▸ **The request**: Gather from the material every line that contains the string "houses".

Figure dataset records
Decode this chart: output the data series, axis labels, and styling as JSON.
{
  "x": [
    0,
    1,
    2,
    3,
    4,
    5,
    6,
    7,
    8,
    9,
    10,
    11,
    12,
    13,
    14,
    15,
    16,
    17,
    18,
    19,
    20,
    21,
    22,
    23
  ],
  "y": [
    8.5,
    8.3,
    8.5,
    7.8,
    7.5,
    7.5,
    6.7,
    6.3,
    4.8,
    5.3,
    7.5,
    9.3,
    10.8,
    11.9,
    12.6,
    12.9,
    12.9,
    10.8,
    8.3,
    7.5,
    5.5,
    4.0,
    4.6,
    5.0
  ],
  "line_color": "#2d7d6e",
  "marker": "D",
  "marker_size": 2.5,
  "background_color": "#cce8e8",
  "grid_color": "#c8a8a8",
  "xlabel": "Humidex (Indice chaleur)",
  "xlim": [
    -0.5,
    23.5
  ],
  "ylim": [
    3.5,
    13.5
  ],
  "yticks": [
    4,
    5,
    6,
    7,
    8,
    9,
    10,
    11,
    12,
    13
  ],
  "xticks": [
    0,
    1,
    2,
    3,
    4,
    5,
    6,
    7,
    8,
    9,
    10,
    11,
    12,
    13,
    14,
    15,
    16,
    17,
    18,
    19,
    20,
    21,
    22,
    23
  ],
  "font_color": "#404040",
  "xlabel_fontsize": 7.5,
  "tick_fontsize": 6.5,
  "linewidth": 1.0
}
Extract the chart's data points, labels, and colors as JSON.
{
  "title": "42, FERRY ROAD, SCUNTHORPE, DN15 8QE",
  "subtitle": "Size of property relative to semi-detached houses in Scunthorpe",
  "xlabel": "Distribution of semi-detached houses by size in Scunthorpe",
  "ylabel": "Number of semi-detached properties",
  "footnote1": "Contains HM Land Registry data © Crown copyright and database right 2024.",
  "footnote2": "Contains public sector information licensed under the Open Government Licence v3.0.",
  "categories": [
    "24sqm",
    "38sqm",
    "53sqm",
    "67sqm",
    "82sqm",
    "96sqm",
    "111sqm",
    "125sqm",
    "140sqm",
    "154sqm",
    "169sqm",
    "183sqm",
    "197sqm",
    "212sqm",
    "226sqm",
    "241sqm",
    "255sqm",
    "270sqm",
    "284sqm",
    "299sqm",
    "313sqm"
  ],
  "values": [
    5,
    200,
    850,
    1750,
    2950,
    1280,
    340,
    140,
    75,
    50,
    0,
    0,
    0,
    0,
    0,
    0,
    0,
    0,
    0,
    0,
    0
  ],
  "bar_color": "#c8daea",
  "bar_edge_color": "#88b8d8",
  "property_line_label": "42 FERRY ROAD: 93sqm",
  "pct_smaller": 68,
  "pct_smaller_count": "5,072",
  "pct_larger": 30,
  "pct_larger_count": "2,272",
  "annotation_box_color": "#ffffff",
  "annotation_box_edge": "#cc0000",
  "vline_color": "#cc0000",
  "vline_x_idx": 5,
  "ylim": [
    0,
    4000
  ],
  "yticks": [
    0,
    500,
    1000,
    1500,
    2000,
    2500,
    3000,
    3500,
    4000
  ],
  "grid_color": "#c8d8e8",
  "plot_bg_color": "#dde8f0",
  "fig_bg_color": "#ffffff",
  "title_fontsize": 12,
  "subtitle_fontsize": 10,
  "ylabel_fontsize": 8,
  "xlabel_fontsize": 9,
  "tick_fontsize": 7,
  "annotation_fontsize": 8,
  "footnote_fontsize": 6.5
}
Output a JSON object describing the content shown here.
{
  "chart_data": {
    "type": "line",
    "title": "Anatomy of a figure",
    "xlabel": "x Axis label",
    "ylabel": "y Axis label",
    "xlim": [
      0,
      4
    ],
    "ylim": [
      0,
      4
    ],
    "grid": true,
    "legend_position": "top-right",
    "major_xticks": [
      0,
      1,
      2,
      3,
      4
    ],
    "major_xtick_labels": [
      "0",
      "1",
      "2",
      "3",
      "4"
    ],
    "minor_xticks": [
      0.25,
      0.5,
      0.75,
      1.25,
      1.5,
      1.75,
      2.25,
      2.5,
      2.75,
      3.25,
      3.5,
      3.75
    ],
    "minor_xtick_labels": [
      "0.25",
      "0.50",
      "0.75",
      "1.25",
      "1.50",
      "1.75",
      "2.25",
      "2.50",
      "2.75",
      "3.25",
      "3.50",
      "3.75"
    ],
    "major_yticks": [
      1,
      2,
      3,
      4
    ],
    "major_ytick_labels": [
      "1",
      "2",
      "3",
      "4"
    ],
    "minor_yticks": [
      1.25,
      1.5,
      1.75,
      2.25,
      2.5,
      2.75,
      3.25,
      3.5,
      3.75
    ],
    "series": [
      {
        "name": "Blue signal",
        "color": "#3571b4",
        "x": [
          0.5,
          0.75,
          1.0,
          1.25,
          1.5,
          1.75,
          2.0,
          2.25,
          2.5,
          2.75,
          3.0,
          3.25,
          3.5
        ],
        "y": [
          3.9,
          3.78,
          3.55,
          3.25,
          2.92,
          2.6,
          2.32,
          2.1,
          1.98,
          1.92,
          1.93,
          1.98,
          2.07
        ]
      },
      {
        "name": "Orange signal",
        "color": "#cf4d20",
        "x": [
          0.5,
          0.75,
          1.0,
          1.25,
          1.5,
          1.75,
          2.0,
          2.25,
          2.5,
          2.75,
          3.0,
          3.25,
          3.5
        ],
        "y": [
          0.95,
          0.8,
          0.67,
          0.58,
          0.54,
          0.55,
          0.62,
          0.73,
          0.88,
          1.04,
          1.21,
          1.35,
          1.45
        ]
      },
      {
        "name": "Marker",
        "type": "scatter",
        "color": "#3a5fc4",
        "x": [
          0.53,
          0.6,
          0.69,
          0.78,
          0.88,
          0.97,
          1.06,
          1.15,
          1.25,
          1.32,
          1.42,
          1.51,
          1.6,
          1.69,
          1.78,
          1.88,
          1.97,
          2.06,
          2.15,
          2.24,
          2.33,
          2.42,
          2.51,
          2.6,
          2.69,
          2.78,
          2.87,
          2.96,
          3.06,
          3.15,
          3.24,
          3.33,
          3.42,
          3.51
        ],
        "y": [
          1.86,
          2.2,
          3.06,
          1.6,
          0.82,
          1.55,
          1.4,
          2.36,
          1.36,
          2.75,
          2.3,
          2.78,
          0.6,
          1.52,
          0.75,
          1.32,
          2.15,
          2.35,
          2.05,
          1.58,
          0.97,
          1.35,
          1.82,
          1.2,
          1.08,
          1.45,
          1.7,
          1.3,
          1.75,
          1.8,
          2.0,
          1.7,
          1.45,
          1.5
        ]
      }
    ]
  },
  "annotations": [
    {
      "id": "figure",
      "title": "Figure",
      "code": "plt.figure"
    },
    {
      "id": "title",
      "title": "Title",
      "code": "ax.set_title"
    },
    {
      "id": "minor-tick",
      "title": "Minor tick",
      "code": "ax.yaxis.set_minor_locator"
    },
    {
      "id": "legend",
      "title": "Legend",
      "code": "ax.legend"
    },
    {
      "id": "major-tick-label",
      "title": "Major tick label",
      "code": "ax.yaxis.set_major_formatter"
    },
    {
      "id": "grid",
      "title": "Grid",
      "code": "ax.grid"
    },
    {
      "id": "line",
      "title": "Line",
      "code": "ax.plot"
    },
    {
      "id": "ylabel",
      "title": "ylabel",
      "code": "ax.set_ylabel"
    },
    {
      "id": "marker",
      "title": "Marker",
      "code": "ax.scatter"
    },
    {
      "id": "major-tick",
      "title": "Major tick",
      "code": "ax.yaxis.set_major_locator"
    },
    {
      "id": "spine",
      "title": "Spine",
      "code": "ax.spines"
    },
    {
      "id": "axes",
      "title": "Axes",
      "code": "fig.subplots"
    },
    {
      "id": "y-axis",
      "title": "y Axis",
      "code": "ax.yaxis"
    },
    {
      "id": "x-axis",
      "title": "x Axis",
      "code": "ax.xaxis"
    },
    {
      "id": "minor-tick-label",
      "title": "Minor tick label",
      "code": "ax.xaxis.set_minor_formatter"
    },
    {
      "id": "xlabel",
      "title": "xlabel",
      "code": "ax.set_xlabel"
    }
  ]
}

▸ **Task answer**:
  "subtitle": "Size of property relative to semi-detached houses in Scunthorpe",
  "xlabel": "Distribution of semi-detached houses by size in Scunthorpe",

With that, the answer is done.